• **Challenge**
Comb the records below for the string "曾道人总部" and copy each line where it turns up.

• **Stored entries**
------------------------------------------------

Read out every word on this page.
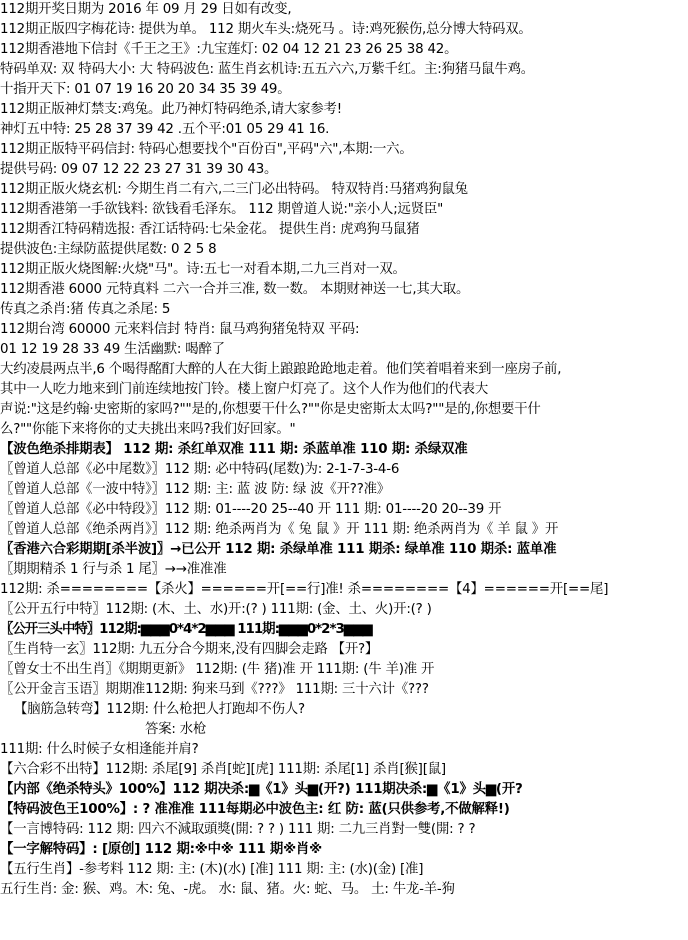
112期开奖日期为 2016 年 09 月 29 日如有改变,
112期正版四字梅花诗: 提供为单。 112 期火车头:烧死马 。诗:鸡死猴伤,总分博大特码双。
112期香港地下信封《千王之王》:九宝莲灯: 02 04 12 21 23 26 25 38 42。
特码单双: 双 特码大小: 大 特码波色: 蓝生肖玄机诗:五五六六,万紫千红。主:狗猪马鼠牛鸡。
十指开天下: 01 07 19 16 20 20 34 35 39 49。
112期正版神灯禁支:鸡兔。此乃神灯特码绝杀,请大家参考!
神灯五中特: 25 28 37 39 42 .五个平:01 05 29 41 16.
112期正版特平码信封: 特码心想要找个"百份百",平码"六",本期:一六。
提供号码: 09 07 12 22 23 27 31 39 30 43。
112期正版火烧玄机: 今期生肖二有六,二三门必出特码。 特双特肖:马猪鸡狗鼠兔
112期香港第一手欲钱料: 欲钱看毛泽东。 112 期曾道人说:"亲小人;远贤臣"
112期香江特码精选报: 香江话特码:七朵金花。 提供生肖: 虎鸡狗马鼠猪
提供波色:主绿防蓝提供尾数: 0 2 5 8
112期正版火烧图解:火烧"马"。诗:五七一对看本期,二九三肖对一双。
112期香港 6000 元特真料 二六一合并三准, 数一数。 本期财神送一七,其大取。
传真之杀肖:猪 传真之杀尾: 5
112期台湾 60000 元来料信封 特肖: 鼠马鸡狗猪兔特双 平码:
01 12 19 28 33 49 生活幽默: 喝醉了
大约凌晨两点半,6 个喝得酩酊大醉的人在大街上踉踉跄跄地走着。他们笑着唱着来到一座房子前,
其中一人吃力地来到门前连续地按门铃。楼上窗户灯亮了。这个人作为他们的代表大
声说:"这是约翰·史密斯的家吗?""是的,你想要干什么?""你是史密斯太太吗?""是的,你想要干什
么?""你能下来将你的丈夫挑出来吗?我们好回家。"
【波色绝杀排期表】 112 期: 杀红单双准 111 期: 杀蓝单准 110 期: 杀绿双准
〖曾道人总部《必中尾数》〗112 期: 必中特码(尾数)为: 2-1-7-3-4-6
〖曾道人总部《一波中特》〗112 期: 主: 蓝 波 防: 绿 波《开??准》
〖曾道人总部《必中特段》〗112 期: 01----20 25--40 开 111 期: 01----20 20--39 开
〖曾道人总部《绝杀两肖》〗112 期: 绝杀两肖为《 兔 鼠 》开 111 期: 绝杀两肖为《 羊 鼠 》开
〖香港六合彩期期[杀半波]〗→已公开 112 期: 杀绿单准 111 期杀: 绿单准 110 期杀: 蓝单准
〖期期精杀 1 行与杀 1 尾〗→→准准准
112期: 杀========【杀火】======开[==行]准! 杀========【4】======开[==尾]
〖公开五行中特〗112期: (木、土、水)开:(? ) 111期: (金、土、火)开:(? )
〖公开三头中特〗112期:▆▆▆0*4*2▆▆▆ 111期:▆▆▆0*2*3▆▆▆
〖生肖特一玄〗112期: 九五分合今期来,没有四脚会走路 【开?】
〖曾女士不出生肖〗《期期更新》 112期: (牛 猪)准 开 111期: (牛 羊)准 开
〖公开金言玉语〗期期准112期: 狗来马到《???》 111期: 三十六计《???
【脑筋急转弯】112期: 什么枪把人打跑却不伤人?
答案: 水枪
111期: 什么时候子女相逢能并肩?
【六合彩不出特】112期: 杀尾[9] 杀肖[蛇][虎] 111期: 杀尾[1] 杀肖[猴][鼠]
【内部《绝杀特头》100%】112 期决杀:▆《1》头▆(开?) 111期决杀:▆《1》头▆(开?
【特码波色王100%】: ? 准准准 111每期必中波色主: 红 防: 蓝(只供参考,不做解释!)
【一言博特码: 112 期: 四六不減取頭獎(開: ? ? ) 111 期: 二九三肖對一雙(開: ? ?
【一字解特码】: [原创] 112 期:※中※ 111 期※肖※
【五行生肖】-参考料 112 期: 主: (木)(水) [准] 111 期: 主: (水)(金) [准]
五行生肖: 金: 猴、鸡。木: 兔、-虎。 水: 鼠、猪。火: 蛇、马。 土: 牛龙-羊-狗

------------------------------------------------

• **Solution to the exercise**
〖曾道人总部《必中尾数》〗112 期: 必中特码(尾数)为: 2-1-7-3-4-6
〖曾道人总部《一波中特》〗112 期: 主: 蓝 波 防: 绿 波《开??准》
〖曾道人总部《必中特段》〗112 期: 01----20 25--40 开 111 期: 01----20 20--39 开
〖曾道人总部《绝杀两肖》〗112 期: 绝杀两肖为《 兔 鼠 》开 111 期: 绝杀两肖为《 羊 鼠 》开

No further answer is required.